++++ AVAILABLE RECORDS

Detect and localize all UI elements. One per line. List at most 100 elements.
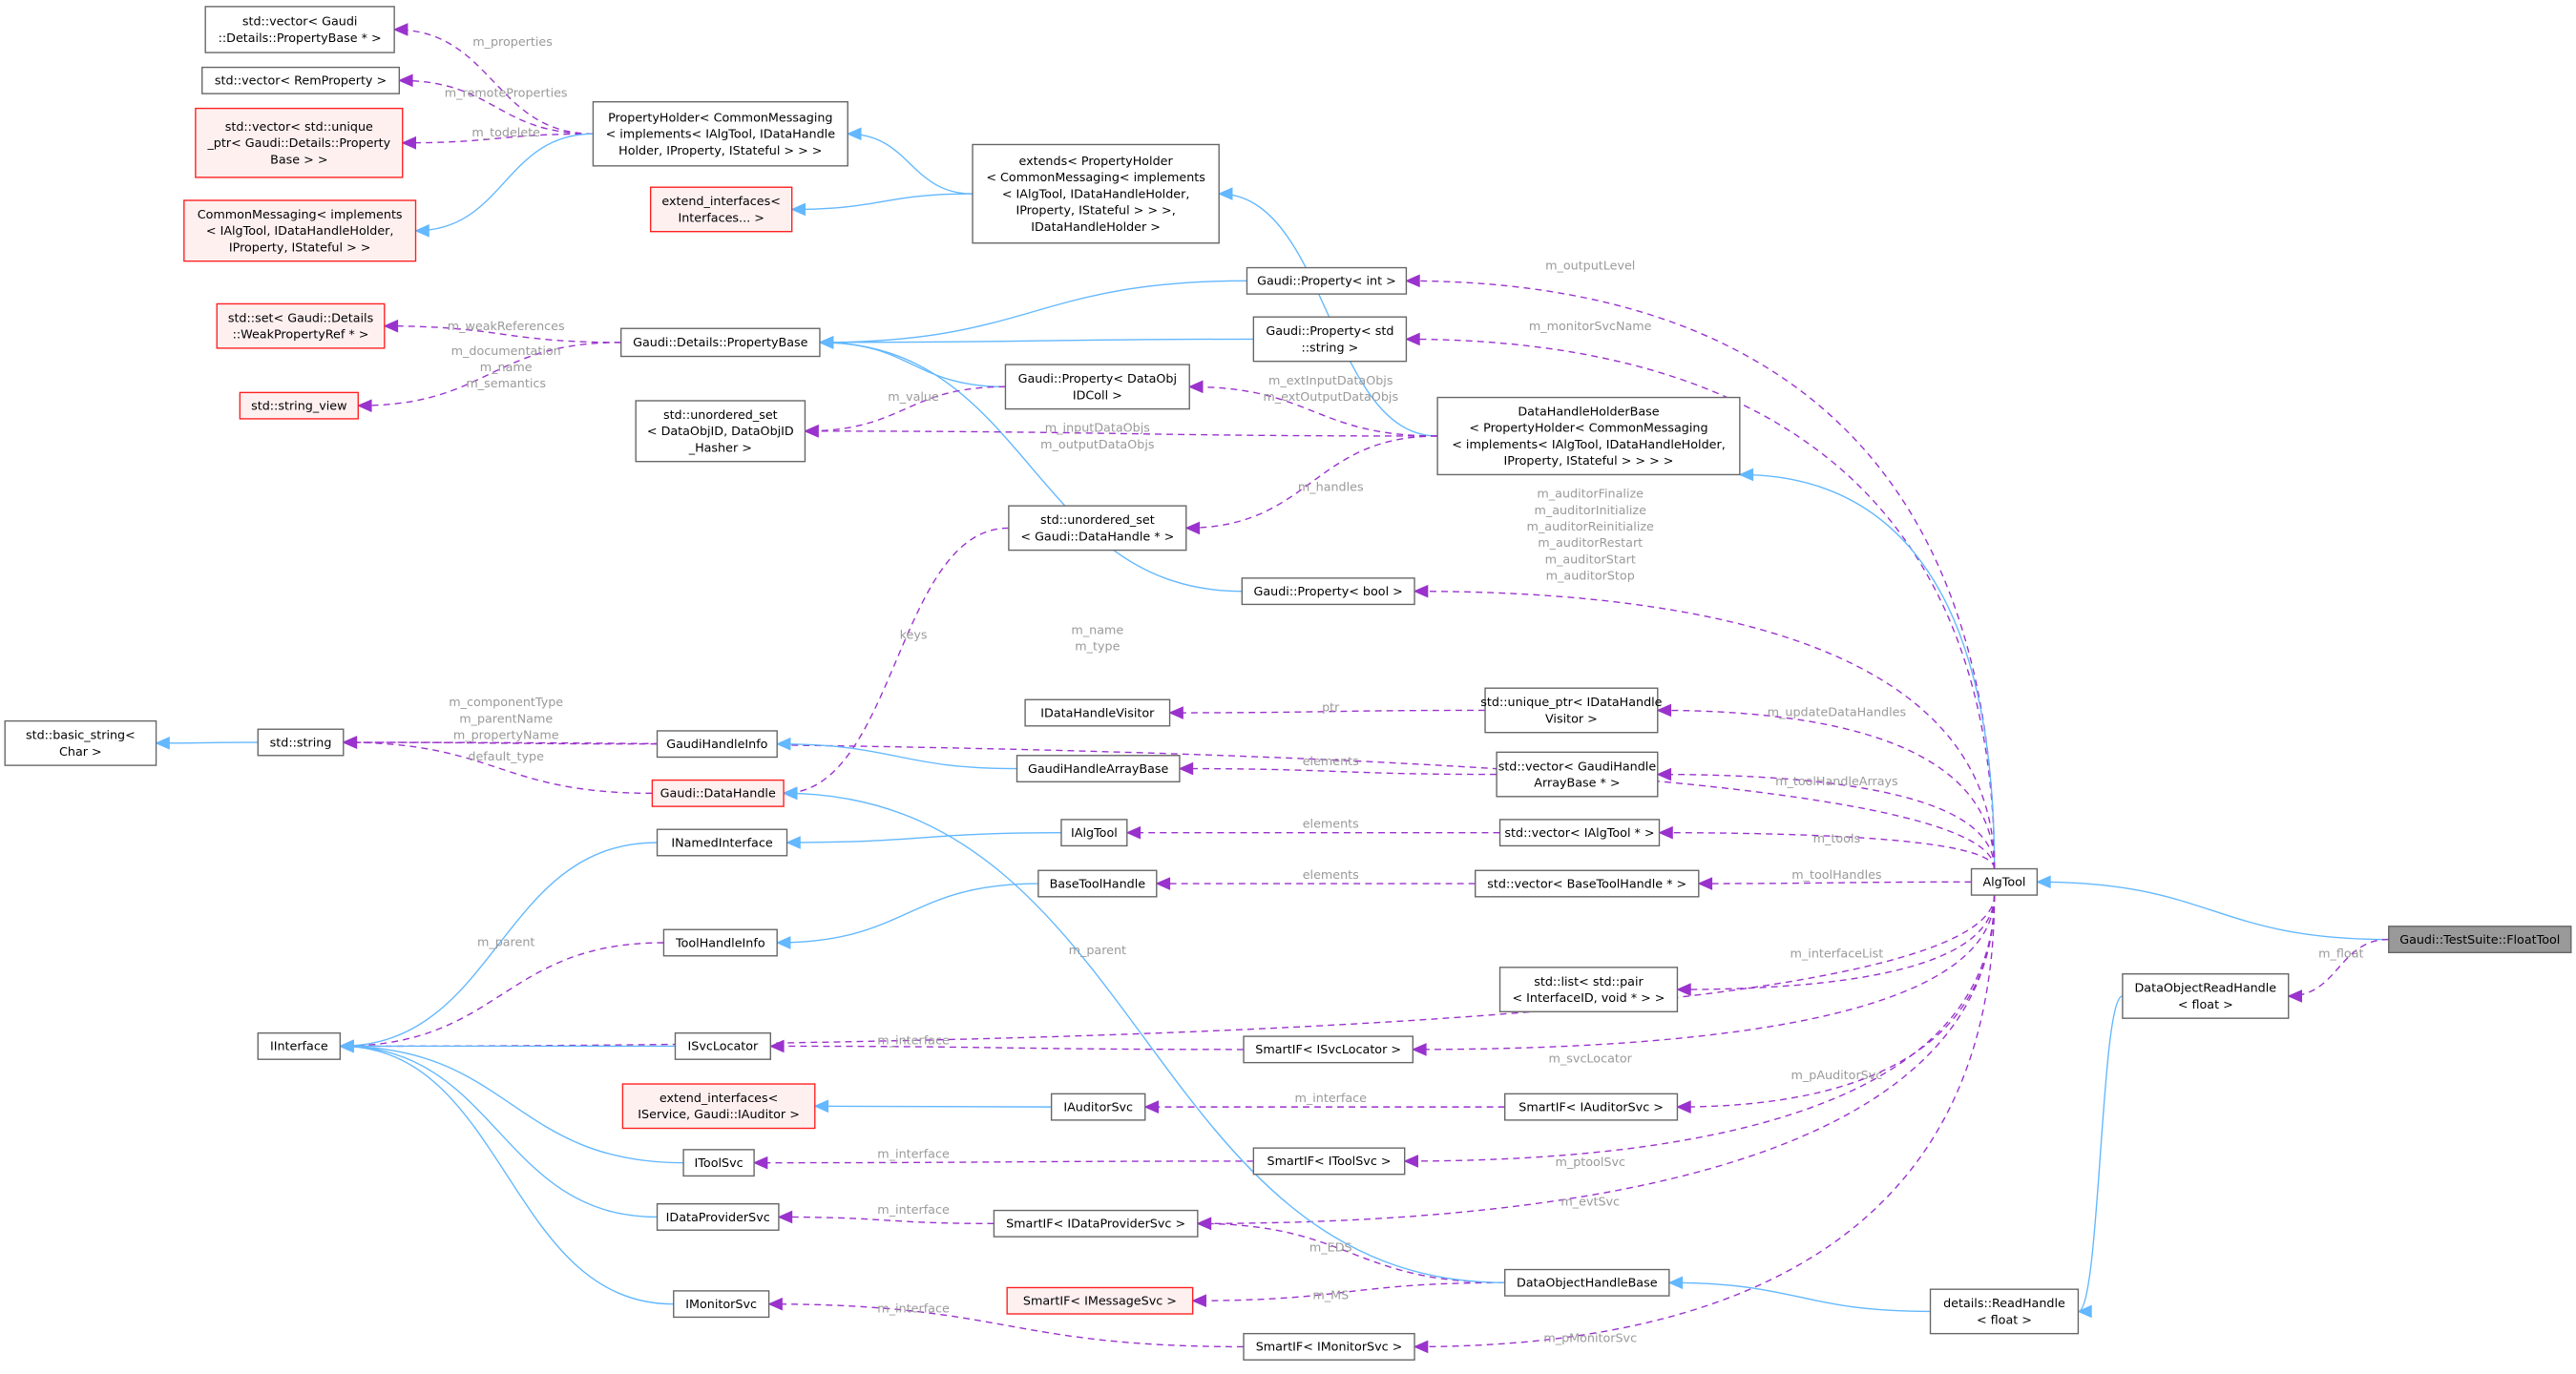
class-node-vecUnique[interactable]: std::vector< std::unique_ptr< Gaudi::Det… [195, 107, 404, 178]
node-label: std::set< Gaudi::Details [228, 311, 373, 325]
class-node-dhhBase[interactable]: DataHandleHolderBase < PropertyHolder< Co… [1436, 396, 1741, 476]
node-label: DataObjectReadHandle [2135, 982, 2277, 996]
class-node-propBool[interactable]: Gaudi::Property< bool > [1241, 577, 1415, 606]
class-node-vecPB[interactable]: std::vector< Gaudi::Details::PropertyBas… [204, 6, 395, 53]
node-box [1024, 698, 1171, 727]
class-node-iInterface[interactable]: IInterface [257, 1031, 342, 1060]
class-node-string[interactable]: std::string [257, 728, 345, 757]
class-node-smartMon[interactable]: SmartIF< IMonitorSvc > [1243, 1332, 1415, 1361]
node-label: ToolHandleInfo [675, 936, 765, 950]
class-node-dohBase[interactable]: DataObjectHandleBase [1504, 1268, 1670, 1297]
inheritance-edge-baseToolHandle-to-toolHandleInfo [777, 883, 1038, 944]
edge-label: m_interface [877, 1147, 950, 1161]
arrowhead-icon [1667, 1276, 1684, 1290]
node-box [2388, 926, 2572, 954]
class-node-iSvcLocator[interactable]: ISvcLocator [674, 1031, 771, 1060]
class-node-smartAud[interactable]: SmartIF< IAuditorSvc > [1504, 1093, 1679, 1121]
node-label: CommonMessaging< implements [198, 208, 403, 222]
node-label: Gaudi::DataHandle [660, 787, 776, 802]
node-box [1496, 751, 1659, 798]
class-node-baseToolHandle[interactable]: BaseToolHandle [1037, 869, 1158, 898]
class-node-readHandle[interactable]: details::ReadHandle< float > [1929, 1288, 2080, 1335]
class-node-propStr[interactable]: Gaudi::Property< std::string > [1252, 316, 1408, 363]
usage-edge-dhhBase-to-propDataObj [1189, 385, 1438, 437]
edge-label: m_inputDataObjs [1045, 422, 1150, 436]
class-node-iDHVisitor[interactable]: IDataHandleVisitor [1024, 698, 1171, 727]
edge-label: m_pMonitorSvc [1543, 1331, 1637, 1345]
node-label: Gaudi::Property< bool > [1254, 585, 1403, 599]
class-node-vecBTH[interactable]: std::vector< BaseToolHandle * > [1475, 869, 1700, 898]
edge-label: m_toolHandles [1791, 868, 1881, 883]
class-node-basicStr[interactable]: std::basic_string<Char > [4, 719, 157, 766]
arrowhead-icon [1413, 1340, 1429, 1354]
class-node-smartDPS[interactable]: SmartIF< IDataProviderSvc > [993, 1209, 1199, 1238]
node-label: Base > > [270, 153, 327, 167]
class-node-propBase[interactable]: Gaudi::Details::PropertyBase [619, 327, 821, 358]
edge-label: m_name [480, 361, 533, 375]
class-node-dorh[interactable]: DataObjectReadHandle < float > [2122, 973, 2290, 1019]
node-box [1504, 1093, 1679, 1121]
edge-label: m_monitorSvcName [1529, 320, 1652, 334]
class-node-commonMsg[interactable]: CommonMessaging< implements < IAlgTool, I… [183, 199, 417, 262]
class-node-toolHandleInfo[interactable]: ToolHandleInfo [662, 928, 778, 957]
inheritance-edge-propDataObj-to-propBase [819, 342, 1006, 388]
class-node-vecRem[interactable]: std::vector< RemProperty > [201, 66, 400, 94]
class-node-uniqueVisitor[interactable]: std::unique_ptr< IDataHandleVisitor > [1480, 687, 1663, 734]
inheritance-edge-iDPS-to-iInterface [340, 1045, 658, 1218]
edge-label: m_extInputDataObjs [1268, 374, 1393, 388]
class-node-iToolSvc[interactable]: IToolSvc [682, 1149, 755, 1177]
node-label: Gaudi::Property< std [1266, 324, 1393, 339]
class-node-smartMsg[interactable]: SmartIF< IMessageSvc > [1006, 1286, 1194, 1315]
arrowhead-icon [1413, 584, 1429, 598]
class-node-iAlgTool[interactable]: IAlgTool [1060, 819, 1128, 847]
node-label: std::vector< BaseToolHandle * > [1487, 877, 1686, 891]
usage-edge-algTool-to-vecGHAB [1657, 773, 1996, 869]
node-box [662, 928, 778, 957]
class-node-extendIfAud[interactable]: extend_interfaces<IService, Gaudi::IAudi… [621, 1083, 816, 1130]
arrowhead-icon [1143, 1100, 1160, 1114]
edge-label: m_MS [1312, 1289, 1349, 1303]
class-node-floatTool[interactable]: Gaudi::TestSuite::FloatTool [2388, 926, 2572, 954]
class-node-gaudiHandleInfo[interactable]: GaudiHandleInfo [656, 730, 778, 759]
class-node-propHolder[interactable]: PropertyHolder< CommonMessaging < impleme… [592, 101, 848, 167]
node-label: std::vector< GaudiHandle [1498, 760, 1657, 774]
arrowhead-icon [2077, 1304, 2092, 1319]
class-node-iAuditorSvc[interactable]: IAuditorSvc [1050, 1093, 1146, 1121]
node-label: < IAlgTool, IDataHandleHolder, [206, 224, 394, 239]
inheritance-edge-ghab-to-gaudiHandleInfo [777, 743, 1017, 770]
class-node-smartSvcLoc[interactable]: SmartIF< ISvcLocator > [1243, 1035, 1414, 1064]
arrowhead-icon [1403, 1155, 1418, 1168]
edge-label: m_toolHandleArrays [1775, 775, 1898, 789]
node-box [1498, 819, 1661, 847]
node-label: _Hasher > [688, 441, 752, 455]
class-node-listPair[interactable]: std::list< std::pair< InterfaceID, void … [1498, 967, 1679, 1012]
node-box [1243, 1035, 1414, 1064]
class-node-strview[interactable]: std::string_view [239, 391, 359, 420]
class-node-iDPS[interactable]: IDataProviderSvc [656, 1202, 780, 1231]
class-node-gaudiDataHandle[interactable]: Gaudi::DataHandle [651, 779, 785, 807]
class-node-unordDH[interactable]: std::unordered_set< Gaudi::DataHandle * … [1008, 505, 1187, 552]
class-node-ghab[interactable]: GaudiHandleArrayBase [1016, 755, 1181, 783]
class-node-vecIAlgTool[interactable]: std::vector< IAlgTool * > [1498, 819, 1661, 847]
inheritance-edge-algTool-to-dhhBase [1739, 473, 1996, 869]
node-label: Char > [59, 745, 102, 760]
class-node-extendIf[interactable]: extend_interfaces< Interfaces... > [649, 186, 793, 233]
usage-edge-algTool-to-uniqueVisitor [1657, 709, 1996, 869]
class-node-vecGHAB[interactable]: std::vector< GaudiHandleArrayBase * > [1496, 751, 1659, 798]
node-box [651, 779, 785, 807]
node-label: std::string [270, 736, 332, 750]
class-node-unordDataObj[interactable]: std::unordered_set< DataObjID, DataObjID… [635, 400, 806, 463]
node-label: Visitor > [1545, 712, 1598, 726]
arrowhead-icon [1168, 706, 1183, 719]
class-node-propInt[interactable]: Gaudi::Property< int > [1246, 266, 1408, 295]
class-node-smartTool[interactable]: SmartIF< IToolSvc > [1252, 1147, 1406, 1176]
arrowhead-icon [1187, 380, 1204, 394]
arrowhead-icon [1412, 1043, 1427, 1056]
class-node-iNamed[interactable]: INamedInterface [656, 828, 788, 857]
class-node-extends[interactable]: extends< PropertyHolder < CommonMessaging… [972, 143, 1220, 244]
class-node-setWeak[interactable]: std::set< Gaudi::Details::WeakPropertyRe… [216, 302, 386, 349]
class-node-algTool[interactable]: AlgTool [1970, 867, 2039, 896]
arrowhead-icon [1676, 983, 1691, 996]
class-node-iMonSvc[interactable]: IMonitorSvc [673, 1290, 770, 1319]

++++++++

> [SHORT TASK]: Rename "arrowhead-icon" to "arrow-tip" throughout the listing above, and leave every other line unchanged. Omit the pictures from your answer.

> [TASK RESULT]:
Detect and localize all UI elements. One per line. List at most 100 elements.
class-node-vecUnique[interactable]: std::vector< std::unique_ptr< Gaudi::Det… [195, 107, 404, 178]
node-label: std::set< Gaudi::Details [228, 311, 373, 325]
class-node-dhhBase[interactable]: DataHandleHolderBase < PropertyHolder< Co… [1436, 396, 1741, 476]
node-label: DataObjectReadHandle [2135, 982, 2277, 996]
class-node-propBool[interactable]: Gaudi::Property< bool > [1241, 577, 1415, 606]
class-node-vecPB[interactable]: std::vector< Gaudi::Details::PropertyBas… [204, 6, 395, 53]
node-box [1024, 698, 1171, 727]
class-node-iInterface[interactable]: IInterface [257, 1031, 342, 1060]
class-node-string[interactable]: std::string [257, 728, 345, 757]
class-node-smartMon[interactable]: SmartIF< IMonitorSvc > [1243, 1332, 1415, 1361]
node-label: ToolHandleInfo [675, 936, 765, 950]
class-node-dohBase[interactable]: DataObjectHandleBase [1504, 1268, 1670, 1297]
inheritance-edge-baseToolHandle-to-toolHandleInfo [777, 883, 1038, 944]
edge-label: m_interface [877, 1147, 950, 1161]
arrow-tip [1667, 1276, 1684, 1290]
node-box [2388, 926, 2572, 954]
class-node-iSvcLocator[interactable]: ISvcLocator [674, 1031, 771, 1060]
class-node-smartAud[interactable]: SmartIF< IAuditorSvc > [1504, 1093, 1679, 1121]
node-label: CommonMessaging< implements [198, 208, 403, 222]
node-label: Gaudi::DataHandle [660, 787, 776, 802]
node-box [1496, 751, 1659, 798]
class-node-baseToolHandle[interactable]: BaseToolHandle [1037, 869, 1158, 898]
class-node-readHandle[interactable]: details::ReadHandle< float > [1929, 1288, 2080, 1335]
class-node-propStr[interactable]: Gaudi::Property< std::string > [1252, 316, 1408, 363]
usage-edge-dhhBase-to-propDataObj [1189, 385, 1438, 437]
edge-label: m_inputDataObjs [1045, 422, 1150, 436]
class-node-iDHVisitor[interactable]: IDataHandleVisitor [1024, 698, 1171, 727]
edge-label: m_pMonitorSvc [1543, 1331, 1637, 1345]
node-label: Gaudi::Property< bool > [1254, 585, 1403, 599]
class-node-vecBTH[interactable]: std::vector< BaseToolHandle * > [1475, 869, 1700, 898]
edge-label: m_toolHandles [1791, 868, 1881, 883]
class-node-basicStr[interactable]: std::basic_string<Char > [4, 719, 157, 766]
arrow-tip [1413, 1340, 1429, 1354]
class-node-smartDPS[interactable]: SmartIF< IDataProviderSvc > [993, 1209, 1199, 1238]
node-label: Base > > [270, 153, 327, 167]
class-node-propBase[interactable]: Gaudi::Details::PropertyBase [619, 327, 821, 358]
edge-label: m_name [480, 361, 533, 375]
class-node-dorh[interactable]: DataObjectReadHandle < float > [2122, 973, 2290, 1019]
node-box [1504, 1093, 1679, 1121]
edge-label: m_monitorSvcName [1529, 320, 1652, 334]
class-node-commonMsg[interactable]: CommonMessaging< implements < IAlgTool, I… [183, 199, 417, 262]
class-node-toolHandleInfo[interactable]: ToolHandleInfo [662, 928, 778, 957]
inheritance-edge-propDataObj-to-propBase [819, 342, 1006, 388]
class-node-vecRem[interactable]: std::vector< RemProperty > [201, 66, 400, 94]
class-node-uniqueVisitor[interactable]: std::unique_ptr< IDataHandleVisitor > [1480, 687, 1663, 734]
inheritance-edge-iDPS-to-iInterface [340, 1045, 658, 1218]
edge-label: m_extInputDataObjs [1268, 374, 1393, 388]
class-node-iToolSvc[interactable]: IToolSvc [682, 1149, 755, 1177]
node-label: Gaudi::Property< std [1266, 324, 1393, 339]
class-node-smartMsg[interactable]: SmartIF< IMessageSvc > [1006, 1286, 1194, 1315]
arrow-tip [1413, 584, 1429, 598]
class-node-iAlgTool[interactable]: IAlgTool [1060, 819, 1128, 847]
node-label: std::vector< BaseToolHandle * > [1487, 877, 1686, 891]
usage-edge-algTool-to-vecGHAB [1657, 773, 1996, 869]
node-box [662, 928, 778, 957]
class-node-extendIfAud[interactable]: extend_interfaces<IService, Gaudi::IAudi… [621, 1083, 816, 1130]
arrow-tip [1143, 1100, 1160, 1114]
edge-label: m_MS [1312, 1289, 1349, 1303]
class-node-floatTool[interactable]: Gaudi::TestSuite::FloatTool [2388, 926, 2572, 954]
class-node-gaudiHandleInfo[interactable]: GaudiHandleInfo [656, 730, 778, 759]
class-node-propHolder[interactable]: PropertyHolder< CommonMessaging < impleme… [592, 101, 848, 167]
node-label: std::vector< GaudiHandle [1498, 760, 1657, 774]
arrow-tip [2077, 1304, 2092, 1319]
class-node-iAuditorSvc[interactable]: IAuditorSvc [1050, 1093, 1146, 1121]
node-label: < IAlgTool, IDataHandleHolder, [206, 224, 394, 239]
inheritance-edge-ghab-to-gaudiHandleInfo [777, 743, 1017, 770]
class-node-smartSvcLoc[interactable]: SmartIF< ISvcLocator > [1243, 1035, 1414, 1064]
arrow-tip [1403, 1155, 1418, 1168]
edge-label: m_toolHandleArrays [1775, 775, 1898, 789]
node-box [1498, 819, 1661, 847]
node-label: _Hasher > [688, 441, 752, 455]
class-node-listPair[interactable]: std::list< std::pair< InterfaceID, void … [1498, 967, 1679, 1012]
node-box [1243, 1035, 1414, 1064]
class-node-strview[interactable]: std::string_view [239, 391, 359, 420]
class-node-iDPS[interactable]: IDataProviderSvc [656, 1202, 780, 1231]
class-node-gaudiDataHandle[interactable]: Gaudi::DataHandle [651, 779, 785, 807]
class-node-unordDH[interactable]: std::unordered_set< Gaudi::DataHandle * … [1008, 505, 1187, 552]
class-node-ghab[interactable]: GaudiHandleArrayBase [1016, 755, 1181, 783]
class-node-vecIAlgTool[interactable]: std::vector< IAlgTool * > [1498, 819, 1661, 847]
inheritance-edge-algTool-to-dhhBase [1739, 473, 1996, 869]
node-label: Char > [59, 745, 102, 760]
class-node-extendIf[interactable]: extend_interfaces< Interfaces... > [649, 186, 793, 233]
usage-edge-algTool-to-uniqueVisitor [1657, 709, 1996, 869]
class-node-vecGHAB[interactable]: std::vector< GaudiHandleArrayBase * > [1496, 751, 1659, 798]
node-box [651, 779, 785, 807]
node-label: std::string [270, 736, 332, 750]
class-node-unordDataObj[interactable]: std::unordered_set< DataObjID, DataObjID… [635, 400, 806, 463]
node-label: Visitor > [1545, 712, 1598, 726]
arrow-tip [1168, 706, 1183, 719]
class-node-propInt[interactable]: Gaudi::Property< int > [1246, 266, 1408, 295]
class-node-smartTool[interactable]: SmartIF< IToolSvc > [1252, 1147, 1406, 1176]
arrow-tip [1187, 380, 1204, 394]
arrow-tip [1412, 1043, 1427, 1056]
class-node-iNamed[interactable]: INamedInterface [656, 828, 788, 857]
class-node-extends[interactable]: extends< PropertyHolder < CommonMessaging… [972, 143, 1220, 244]
class-node-setWeak[interactable]: std::set< Gaudi::Details::WeakPropertyRe… [216, 302, 386, 349]
class-node-algTool[interactable]: AlgTool [1970, 867, 2039, 896]
arrow-tip [1676, 983, 1691, 996]
class-node-iMonSvc[interactable]: IMonitorSvc [673, 1290, 770, 1319]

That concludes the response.